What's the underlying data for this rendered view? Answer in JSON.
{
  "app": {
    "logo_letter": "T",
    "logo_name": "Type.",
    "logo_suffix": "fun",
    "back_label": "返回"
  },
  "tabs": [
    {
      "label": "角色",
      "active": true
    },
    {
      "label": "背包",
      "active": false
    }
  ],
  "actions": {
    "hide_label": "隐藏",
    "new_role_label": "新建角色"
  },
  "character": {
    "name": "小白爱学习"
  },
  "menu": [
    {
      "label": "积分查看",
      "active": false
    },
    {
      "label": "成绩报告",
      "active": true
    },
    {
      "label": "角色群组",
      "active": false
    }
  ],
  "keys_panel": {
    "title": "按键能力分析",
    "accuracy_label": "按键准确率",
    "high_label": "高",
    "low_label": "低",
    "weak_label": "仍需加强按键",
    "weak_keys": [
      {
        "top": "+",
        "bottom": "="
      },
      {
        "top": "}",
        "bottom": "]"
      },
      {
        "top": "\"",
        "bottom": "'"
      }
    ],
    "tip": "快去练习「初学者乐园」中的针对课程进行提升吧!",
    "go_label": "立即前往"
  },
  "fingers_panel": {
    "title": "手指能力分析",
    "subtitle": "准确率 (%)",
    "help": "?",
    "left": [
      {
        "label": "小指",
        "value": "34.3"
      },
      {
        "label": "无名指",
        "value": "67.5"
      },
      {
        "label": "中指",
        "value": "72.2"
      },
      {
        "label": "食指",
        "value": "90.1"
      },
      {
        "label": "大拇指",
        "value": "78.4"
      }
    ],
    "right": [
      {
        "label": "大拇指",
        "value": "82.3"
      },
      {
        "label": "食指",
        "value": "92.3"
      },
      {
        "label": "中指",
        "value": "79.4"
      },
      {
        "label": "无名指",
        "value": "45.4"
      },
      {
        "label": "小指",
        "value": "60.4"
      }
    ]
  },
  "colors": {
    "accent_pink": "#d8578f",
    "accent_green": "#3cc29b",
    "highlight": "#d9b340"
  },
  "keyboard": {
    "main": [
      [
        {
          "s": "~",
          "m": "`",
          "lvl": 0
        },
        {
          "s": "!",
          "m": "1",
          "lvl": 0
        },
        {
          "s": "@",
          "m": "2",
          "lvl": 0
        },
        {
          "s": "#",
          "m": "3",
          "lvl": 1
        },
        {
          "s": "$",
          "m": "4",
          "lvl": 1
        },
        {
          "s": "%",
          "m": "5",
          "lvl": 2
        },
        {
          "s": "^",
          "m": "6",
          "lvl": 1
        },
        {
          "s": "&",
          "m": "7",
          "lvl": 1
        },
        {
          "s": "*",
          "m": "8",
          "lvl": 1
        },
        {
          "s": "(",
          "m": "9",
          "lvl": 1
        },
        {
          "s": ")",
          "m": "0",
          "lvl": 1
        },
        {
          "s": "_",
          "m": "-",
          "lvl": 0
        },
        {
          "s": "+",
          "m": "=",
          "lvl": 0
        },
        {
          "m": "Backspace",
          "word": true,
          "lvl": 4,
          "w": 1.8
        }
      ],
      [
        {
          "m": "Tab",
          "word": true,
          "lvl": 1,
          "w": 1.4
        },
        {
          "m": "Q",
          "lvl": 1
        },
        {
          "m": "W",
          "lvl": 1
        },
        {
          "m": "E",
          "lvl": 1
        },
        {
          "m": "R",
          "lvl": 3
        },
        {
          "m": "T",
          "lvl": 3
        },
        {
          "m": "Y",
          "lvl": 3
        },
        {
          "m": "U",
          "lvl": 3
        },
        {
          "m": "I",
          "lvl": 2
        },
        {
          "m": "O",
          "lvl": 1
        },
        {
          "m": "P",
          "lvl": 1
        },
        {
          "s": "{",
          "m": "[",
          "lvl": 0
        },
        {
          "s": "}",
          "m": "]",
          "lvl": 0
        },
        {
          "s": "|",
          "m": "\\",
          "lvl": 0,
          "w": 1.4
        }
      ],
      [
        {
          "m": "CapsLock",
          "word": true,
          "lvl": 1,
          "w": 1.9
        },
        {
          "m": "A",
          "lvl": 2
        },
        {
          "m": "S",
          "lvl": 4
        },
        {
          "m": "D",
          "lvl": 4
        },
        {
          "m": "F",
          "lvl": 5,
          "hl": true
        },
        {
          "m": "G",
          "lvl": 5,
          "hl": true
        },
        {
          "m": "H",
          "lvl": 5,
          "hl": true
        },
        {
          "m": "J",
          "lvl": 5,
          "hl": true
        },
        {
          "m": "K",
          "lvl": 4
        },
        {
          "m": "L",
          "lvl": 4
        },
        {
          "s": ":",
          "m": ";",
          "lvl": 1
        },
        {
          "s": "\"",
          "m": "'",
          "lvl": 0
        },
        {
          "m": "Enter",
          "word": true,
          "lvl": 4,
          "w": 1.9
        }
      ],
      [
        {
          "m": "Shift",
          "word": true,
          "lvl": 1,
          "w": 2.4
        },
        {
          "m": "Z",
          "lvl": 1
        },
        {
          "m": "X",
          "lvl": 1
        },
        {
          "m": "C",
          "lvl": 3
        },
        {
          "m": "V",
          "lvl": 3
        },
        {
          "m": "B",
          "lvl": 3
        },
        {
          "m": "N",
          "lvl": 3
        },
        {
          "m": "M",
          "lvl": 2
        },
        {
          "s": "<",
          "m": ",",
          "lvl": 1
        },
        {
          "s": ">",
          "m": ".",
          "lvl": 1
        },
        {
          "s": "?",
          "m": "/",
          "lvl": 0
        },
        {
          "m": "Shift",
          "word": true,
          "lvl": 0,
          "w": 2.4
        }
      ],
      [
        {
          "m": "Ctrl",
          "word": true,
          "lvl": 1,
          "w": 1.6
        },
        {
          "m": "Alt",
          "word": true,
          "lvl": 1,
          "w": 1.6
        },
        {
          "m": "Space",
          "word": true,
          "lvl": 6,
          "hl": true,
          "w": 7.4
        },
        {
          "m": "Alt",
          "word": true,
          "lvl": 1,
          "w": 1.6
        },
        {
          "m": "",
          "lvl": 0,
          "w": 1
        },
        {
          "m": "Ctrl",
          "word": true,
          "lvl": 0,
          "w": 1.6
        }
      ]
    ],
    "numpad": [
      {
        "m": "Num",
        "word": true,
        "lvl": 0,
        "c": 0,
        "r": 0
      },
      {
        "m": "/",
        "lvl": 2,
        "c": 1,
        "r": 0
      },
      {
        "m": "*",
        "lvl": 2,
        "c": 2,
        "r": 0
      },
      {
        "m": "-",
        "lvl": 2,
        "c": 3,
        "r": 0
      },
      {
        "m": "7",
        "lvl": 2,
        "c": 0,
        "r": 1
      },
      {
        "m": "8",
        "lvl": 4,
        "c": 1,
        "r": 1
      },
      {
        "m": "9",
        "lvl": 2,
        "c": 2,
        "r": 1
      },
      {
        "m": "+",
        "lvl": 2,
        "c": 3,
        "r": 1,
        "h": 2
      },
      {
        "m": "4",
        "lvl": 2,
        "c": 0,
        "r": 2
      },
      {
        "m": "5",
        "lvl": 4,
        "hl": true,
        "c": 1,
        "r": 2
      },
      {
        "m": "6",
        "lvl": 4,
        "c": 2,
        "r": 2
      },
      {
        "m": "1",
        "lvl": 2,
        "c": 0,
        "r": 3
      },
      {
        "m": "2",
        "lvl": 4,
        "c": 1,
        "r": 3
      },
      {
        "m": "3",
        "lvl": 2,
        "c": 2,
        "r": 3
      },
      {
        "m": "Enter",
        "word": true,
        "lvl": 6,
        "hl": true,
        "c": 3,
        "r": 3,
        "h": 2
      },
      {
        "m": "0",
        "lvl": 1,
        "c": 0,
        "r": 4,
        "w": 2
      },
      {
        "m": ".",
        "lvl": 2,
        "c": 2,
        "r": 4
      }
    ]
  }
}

* **What is required**: Exactly as shown, repeat every record.

* **Task response**:
What's the underlying data for this rendered view? Answer in JSON.
{
  "app": {
    "logo_letter": "T",
    "logo_name": "Type.",
    "logo_suffix": "fun",
    "back_label": "返回"
  },
  "tabs": [
    {
      "label": "角色",
      "active": true
    },
    {
      "label": "背包",
      "active": false
    }
  ],
  "actions": {
    "hide_label": "隐藏",
    "new_role_label": "新建角色"
  },
  "character": {
    "name": "小白爱学习"
  },
  "menu": [
    {
      "label": "积分查看",
      "active": false
    },
    {
      "label": "成绩报告",
      "active": true
    },
    {
      "label": "角色群组",
      "active": false
    }
  ],
  "keys_panel": {
    "title": "按键能力分析",
    "accuracy_label": "按键准确率",
    "high_label": "高",
    "low_label": "低",
    "weak_label": "仍需加强按键",
    "weak_keys": [
      {
        "top": "+",
        "bottom": "="
      },
      {
        "top": "}",
        "bottom": "]"
      },
      {
        "top": "\"",
        "bottom": "'"
      }
    ],
    "tip": "快去练习「初学者乐园」中的针对课程进行提升吧!",
    "go_label": "立即前往"
  },
  "fingers_panel": {
    "title": "手指能力分析",
    "subtitle": "准确率 (%)",
    "help": "?",
    "left": [
      {
        "label": "小指",
        "value": "34.3"
      },
      {
        "label": "无名指",
        "value": "67.5"
      },
      {
        "label": "中指",
        "value": "72.2"
      },
      {
        "label": "食指",
        "value": "90.1"
      },
      {
        "label": "大拇指",
        "value": "78.4"
      }
    ],
    "right": [
      {
        "label": "大拇指",
        "value": "82.3"
      },
      {
        "label": "食指",
        "value": "92.3"
      },
      {
        "label": "中指",
        "value": "79.4"
      },
      {
        "label": "无名指",
        "value": "45.4"
      },
      {
        "label": "小指",
        "value": "60.4"
      }
    ]
  },
  "colors": {
    "accent_pink": "#d8578f",
    "accent_green": "#3cc29b",
    "highlight": "#d9b340"
  },
  "keyboard": {
    "main": [
      [
        {
          "s": "~",
          "m": "`",
          "lvl": 0
        },
        {
          "s": "!",
          "m": "1",
          "lvl": 0
        },
        {
          "s": "@",
          "m": "2",
          "lvl": 0
        },
        {
          "s": "#",
          "m": "3",
          "lvl": 1
        },
        {
          "s": "$",
          "m": "4",
          "lvl": 1
        },
        {
          "s": "%",
          "m": "5",
          "lvl": 2
        },
        {
          "s": "^",
          "m": "6",
          "lvl": 1
        },
        {
          "s": "&",
          "m": "7",
          "lvl": 1
        },
        {
          "s": "*",
          "m": "8",
          "lvl": 1
        },
        {
          "s": "(",
          "m": "9",
          "lvl": 1
        },
        {
          "s": ")",
          "m": "0",
          "lvl": 1
        },
        {
          "s": "_",
          "m": "-",
          "lvl": 0
        },
        {
          "s": "+",
          "m": "=",
          "lvl": 0
        },
        {
          "m": "Backspace",
          "word": true,
          "lvl": 4,
          "w": 1.8
        }
      ],
      [
        {
          "m": "Tab",
          "word": true,
          "lvl": 1,
          "w": 1.4
        },
        {
          "m": "Q",
          "lvl": 1
        },
        {
          "m": "W",
          "lvl": 1
        },
        {
          "m": "E",
          "lvl": 1
        },
        {
          "m": "R",
          "lvl": 3
        },
        {
          "m": "T",
          "lvl": 3
        },
        {
          "m": "Y",
          "lvl": 3
        },
        {
          "m": "U",
          "lvl": 3
        },
        {
          "m": "I",
          "lvl": 2
        },
        {
          "m": "O",
          "lvl": 1
        },
        {
          "m": "P",
          "lvl": 1
        },
        {
          "s": "{",
          "m": "[",
          "lvl": 0
        },
        {
          "s": "}",
          "m": "]",
          "lvl": 0
        },
        {
          "s": "|",
          "m": "\\",
          "lvl": 0,
          "w": 1.4
        }
      ],
      [
        {
          "m": "CapsLock",
          "word": true,
          "lvl": 1,
          "w": 1.9
        },
        {
          "m": "A",
          "lvl": 2
        },
        {
          "m": "S",
          "lvl": 4
        },
        {
          "m": "D",
          "lvl": 4
        },
        {
          "m": "F",
          "lvl": 5,
          "hl": true
        },
        {
          "m": "G",
          "lvl": 5,
          "hl": true
        },
        {
          "m": "H",
          "lvl": 5,
          "hl": true
        },
        {
          "m": "J",
          "lvl": 5,
          "hl": true
        },
        {
          "m": "K",
          "lvl": 4
        },
        {
          "m": "L",
          "lvl": 4
        },
        {
          "s": ":",
          "m": ";",
          "lvl": 1
        },
        {
          "s": "\"",
          "m": "'",
          "lvl": 0
        },
        {
          "m": "Enter",
          "word": true,
          "lvl": 4,
          "w": 1.9
        }
      ],
      [
        {
          "m": "Shift",
          "word": true,
          "lvl": 1,
          "w": 2.4
        },
        {
          "m": "Z",
          "lvl": 1
        },
        {
          "m": "X",
          "lvl": 1
        },
        {
          "m": "C",
          "lvl": 3
        },
        {
          "m": "V",
          "lvl": 3
        },
        {
          "m": "B",
          "lvl": 3
        },
        {
          "m": "N",
          "lvl": 3
        },
        {
          "m": "M",
          "lvl": 2
        },
        {
          "s": "<",
          "m": ",",
          "lvl": 1
        },
        {
          "s": ">",
          "m": ".",
          "lvl": 1
        },
        {
          "s": "?",
          "m": "/",
          "lvl": 0
        },
        {
          "m": "Shift",
          "word": true,
          "lvl": 0,
          "w": 2.4
        }
      ],
      [
        {
          "m": "Ctrl",
          "word": true,
          "lvl": 1,
          "w": 1.6
        },
        {
          "m": "Alt",
          "word": true,
          "lvl": 1,
          "w": 1.6
        },
        {
          "m": "Space",
          "word": true,
          "lvl": 6,
          "hl": true,
          "w": 7.4
        },
        {
          "m": "Alt",
          "word": true,
          "lvl": 1,
          "w": 1.6
        },
        {
          "m": "",
          "lvl": 0,
          "w": 1
        },
        {
          "m": "Ctrl",
          "word": true,
          "lvl": 0,
          "w": 1.6
        }
      ]
    ],
    "numpad": [
      {
        "m": "Num",
        "word": true,
        "lvl": 0,
        "c": 0,
        "r": 0
      },
      {
        "m": "/",
        "lvl": 2,
        "c": 1,
        "r": 0
      },
      {
        "m": "*",
        "lvl": 2,
        "c": 2,
        "r": 0
      },
      {
        "m": "-",
        "lvl": 2,
        "c": 3,
        "r": 0
      },
      {
        "m": "7",
        "lvl": 2,
        "c": 0,
        "r": 1
      },
      {
        "m": "8",
        "lvl": 4,
        "c": 1,
        "r": 1
      },
      {
        "m": "9",
        "lvl": 2,
        "c": 2,
        "r": 1
      },
      {
        "m": "+",
        "lvl": 2,
        "c": 3,
        "r": 1,
        "h": 2
      },
      {
        "m": "4",
        "lvl": 2,
        "c": 0,
        "r": 2
      },
      {
        "m": "5",
        "lvl": 4,
        "hl": true,
        "c": 1,
        "r": 2
      },
      {
        "m": "6",
        "lvl": 4,
        "c": 2,
        "r": 2
      },
      {
        "m": "1",
        "lvl": 2,
        "c": 0,
        "r": 3
      },
      {
        "m": "2",
        "lvl": 4,
        "c": 1,
        "r": 3
      },
      {
        "m": "3",
        "lvl": 2,
        "c": 2,
        "r": 3
      },
      {
        "m": "Enter",
        "word": true,
        "lvl": 6,
        "hl": true,
        "c": 3,
        "r": 3,
        "h": 2
      },
      {
        "m": "0",
        "lvl": 1,
        "c": 0,
        "r": 4,
        "w": 2
      },
      {
        "m": ".",
        "lvl": 2,
        "c": 2,
        "r": 4
      }
    ]
  }
}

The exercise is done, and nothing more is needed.